GIVEN REQUEST
Write out the listing below without alteration, omitting its pictures.

* * *

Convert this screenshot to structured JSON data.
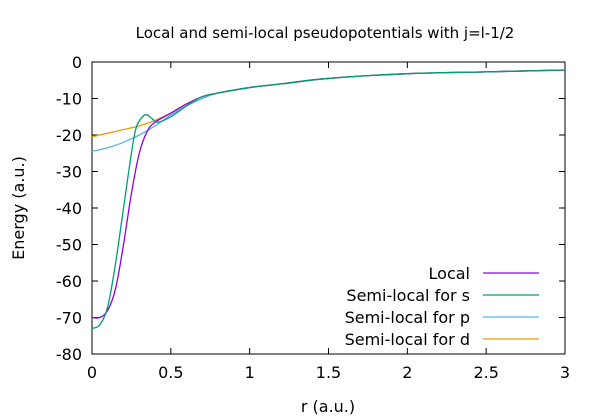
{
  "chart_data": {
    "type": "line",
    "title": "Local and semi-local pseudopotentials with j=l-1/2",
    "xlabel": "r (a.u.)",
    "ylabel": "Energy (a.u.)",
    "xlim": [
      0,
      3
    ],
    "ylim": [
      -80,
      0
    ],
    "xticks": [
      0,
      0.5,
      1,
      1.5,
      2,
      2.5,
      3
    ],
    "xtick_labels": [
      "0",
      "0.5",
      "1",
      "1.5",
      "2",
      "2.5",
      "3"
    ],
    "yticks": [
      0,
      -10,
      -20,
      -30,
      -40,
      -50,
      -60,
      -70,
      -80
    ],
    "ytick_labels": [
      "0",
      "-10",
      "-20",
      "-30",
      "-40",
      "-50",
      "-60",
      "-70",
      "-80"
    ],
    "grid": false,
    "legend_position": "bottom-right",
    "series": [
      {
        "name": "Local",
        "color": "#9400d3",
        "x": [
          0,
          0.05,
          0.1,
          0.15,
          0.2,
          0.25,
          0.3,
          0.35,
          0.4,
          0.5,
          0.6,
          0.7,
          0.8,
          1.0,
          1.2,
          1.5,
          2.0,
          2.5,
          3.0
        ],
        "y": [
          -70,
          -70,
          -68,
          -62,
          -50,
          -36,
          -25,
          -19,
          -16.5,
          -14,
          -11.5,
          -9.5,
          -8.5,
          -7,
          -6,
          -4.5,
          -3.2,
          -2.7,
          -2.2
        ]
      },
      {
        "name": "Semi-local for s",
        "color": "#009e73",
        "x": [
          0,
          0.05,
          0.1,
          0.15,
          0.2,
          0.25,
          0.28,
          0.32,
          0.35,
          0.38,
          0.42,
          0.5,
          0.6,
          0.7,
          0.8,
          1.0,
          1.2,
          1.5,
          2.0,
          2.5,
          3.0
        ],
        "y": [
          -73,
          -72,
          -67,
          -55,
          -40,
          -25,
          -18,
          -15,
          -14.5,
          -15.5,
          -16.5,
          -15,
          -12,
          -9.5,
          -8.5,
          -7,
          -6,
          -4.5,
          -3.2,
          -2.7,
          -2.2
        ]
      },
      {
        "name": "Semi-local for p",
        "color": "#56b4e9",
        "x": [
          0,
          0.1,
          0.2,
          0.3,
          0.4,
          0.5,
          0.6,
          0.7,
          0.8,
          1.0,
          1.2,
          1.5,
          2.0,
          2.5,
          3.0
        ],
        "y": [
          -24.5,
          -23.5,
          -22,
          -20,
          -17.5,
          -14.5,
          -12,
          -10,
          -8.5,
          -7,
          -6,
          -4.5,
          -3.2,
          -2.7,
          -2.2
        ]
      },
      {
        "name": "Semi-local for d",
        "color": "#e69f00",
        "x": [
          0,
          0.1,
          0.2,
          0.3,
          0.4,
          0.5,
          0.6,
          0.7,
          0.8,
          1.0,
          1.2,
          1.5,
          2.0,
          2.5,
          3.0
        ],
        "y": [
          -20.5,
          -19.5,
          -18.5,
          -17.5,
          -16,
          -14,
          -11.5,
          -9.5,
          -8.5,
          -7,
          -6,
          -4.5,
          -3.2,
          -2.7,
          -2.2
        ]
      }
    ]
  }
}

* * *

SOLUTION TO THIS PROBLEM
Convert this screenshot to structured JSON data.
{
  "chart_data": {
    "type": "line",
    "title": "Local and semi-local pseudopotentials with j=l-1/2",
    "xlabel": "r (a.u.)",
    "ylabel": "Energy (a.u.)",
    "xlim": [
      0,
      3
    ],
    "ylim": [
      -80,
      0
    ],
    "xticks": [
      0,
      0.5,
      1,
      1.5,
      2,
      2.5,
      3
    ],
    "xtick_labels": [
      "0",
      "0.5",
      "1",
      "1.5",
      "2",
      "2.5",
      "3"
    ],
    "yticks": [
      0,
      -10,
      -20,
      -30,
      -40,
      -50,
      -60,
      -70,
      -80
    ],
    "ytick_labels": [
      "0",
      "-10",
      "-20",
      "-30",
      "-40",
      "-50",
      "-60",
      "-70",
      "-80"
    ],
    "grid": false,
    "legend_position": "bottom-right",
    "series": [
      {
        "name": "Local",
        "color": "#9400d3",
        "x": [
          0,
          0.05,
          0.1,
          0.15,
          0.2,
          0.25,
          0.3,
          0.35,
          0.4,
          0.5,
          0.6,
          0.7,
          0.8,
          1.0,
          1.2,
          1.5,
          2.0,
          2.5,
          3.0
        ],
        "y": [
          -70,
          -70,
          -68,
          -62,
          -50,
          -36,
          -25,
          -19,
          -16.5,
          -14,
          -11.5,
          -9.5,
          -8.5,
          -7,
          -6,
          -4.5,
          -3.2,
          -2.7,
          -2.2
        ]
      },
      {
        "name": "Semi-local for s",
        "color": "#009e73",
        "x": [
          0,
          0.05,
          0.1,
          0.15,
          0.2,
          0.25,
          0.28,
          0.32,
          0.35,
          0.38,
          0.42,
          0.5,
          0.6,
          0.7,
          0.8,
          1.0,
          1.2,
          1.5,
          2.0,
          2.5,
          3.0
        ],
        "y": [
          -73,
          -72,
          -67,
          -55,
          -40,
          -25,
          -18,
          -15,
          -14.5,
          -15.5,
          -16.5,
          -15,
          -12,
          -9.5,
          -8.5,
          -7,
          -6,
          -4.5,
          -3.2,
          -2.7,
          -2.2
        ]
      },
      {
        "name": "Semi-local for p",
        "color": "#56b4e9",
        "x": [
          0,
          0.1,
          0.2,
          0.3,
          0.4,
          0.5,
          0.6,
          0.7,
          0.8,
          1.0,
          1.2,
          1.5,
          2.0,
          2.5,
          3.0
        ],
        "y": [
          -24.5,
          -23.5,
          -22,
          -20,
          -17.5,
          -14.5,
          -12,
          -10,
          -8.5,
          -7,
          -6,
          -4.5,
          -3.2,
          -2.7,
          -2.2
        ]
      },
      {
        "name": "Semi-local for d",
        "color": "#e69f00",
        "x": [
          0,
          0.1,
          0.2,
          0.3,
          0.4,
          0.5,
          0.6,
          0.7,
          0.8,
          1.0,
          1.2,
          1.5,
          2.0,
          2.5,
          3.0
        ],
        "y": [
          -20.5,
          -19.5,
          -18.5,
          -17.5,
          -16,
          -14,
          -11.5,
          -9.5,
          -8.5,
          -7,
          -6,
          -4.5,
          -3.2,
          -2.7,
          -2.2
        ]
      }
    ]
  }
}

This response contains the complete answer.